[Raw records]
══════════
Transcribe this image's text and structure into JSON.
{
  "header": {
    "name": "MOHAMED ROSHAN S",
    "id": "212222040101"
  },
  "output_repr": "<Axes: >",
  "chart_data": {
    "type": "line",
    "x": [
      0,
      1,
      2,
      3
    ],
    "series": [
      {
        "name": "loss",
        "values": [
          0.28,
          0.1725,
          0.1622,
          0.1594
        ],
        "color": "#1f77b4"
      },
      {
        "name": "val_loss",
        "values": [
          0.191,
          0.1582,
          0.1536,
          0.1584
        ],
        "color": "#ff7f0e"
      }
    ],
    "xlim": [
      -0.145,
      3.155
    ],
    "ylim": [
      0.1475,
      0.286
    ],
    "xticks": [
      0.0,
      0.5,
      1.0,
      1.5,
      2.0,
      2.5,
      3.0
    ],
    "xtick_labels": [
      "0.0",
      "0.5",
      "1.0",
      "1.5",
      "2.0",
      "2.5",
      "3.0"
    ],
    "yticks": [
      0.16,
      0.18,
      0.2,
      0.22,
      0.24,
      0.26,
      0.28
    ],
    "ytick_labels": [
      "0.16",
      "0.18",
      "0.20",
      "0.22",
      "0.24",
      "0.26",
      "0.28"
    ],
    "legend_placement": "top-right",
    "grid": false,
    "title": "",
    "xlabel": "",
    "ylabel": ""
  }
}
══════════
» Required work
Output the records exactly, including every line.

» Output for this task
Transcribe this image's text and structure into JSON.
{
  "header": {
    "name": "MOHAMED ROSHAN S",
    "id": "212222040101"
  },
  "output_repr": "<Axes: >",
  "chart_data": {
    "type": "line",
    "x": [
      0,
      1,
      2,
      3
    ],
    "series": [
      {
        "name": "loss",
        "values": [
          0.28,
          0.1725,
          0.1622,
          0.1594
        ],
        "color": "#1f77b4"
      },
      {
        "name": "val_loss",
        "values": [
          0.191,
          0.1582,
          0.1536,
          0.1584
        ],
        "color": "#ff7f0e"
      }
    ],
    "xlim": [
      -0.145,
      3.155
    ],
    "ylim": [
      0.1475,
      0.286
    ],
    "xticks": [
      0.0,
      0.5,
      1.0,
      1.5,
      2.0,
      2.5,
      3.0
    ],
    "xtick_labels": [
      "0.0",
      "0.5",
      "1.0",
      "1.5",
      "2.0",
      "2.5",
      "3.0"
    ],
    "yticks": [
      0.16,
      0.18,
      0.2,
      0.22,
      0.24,
      0.26,
      0.28
    ],
    "ytick_labels": [
      "0.16",
      "0.18",
      "0.20",
      "0.22",
      "0.24",
      "0.26",
      "0.28"
    ],
    "legend_placement": "top-right",
    "grid": false,
    "title": "",
    "xlabel": "",
    "ylabel": ""
  }
}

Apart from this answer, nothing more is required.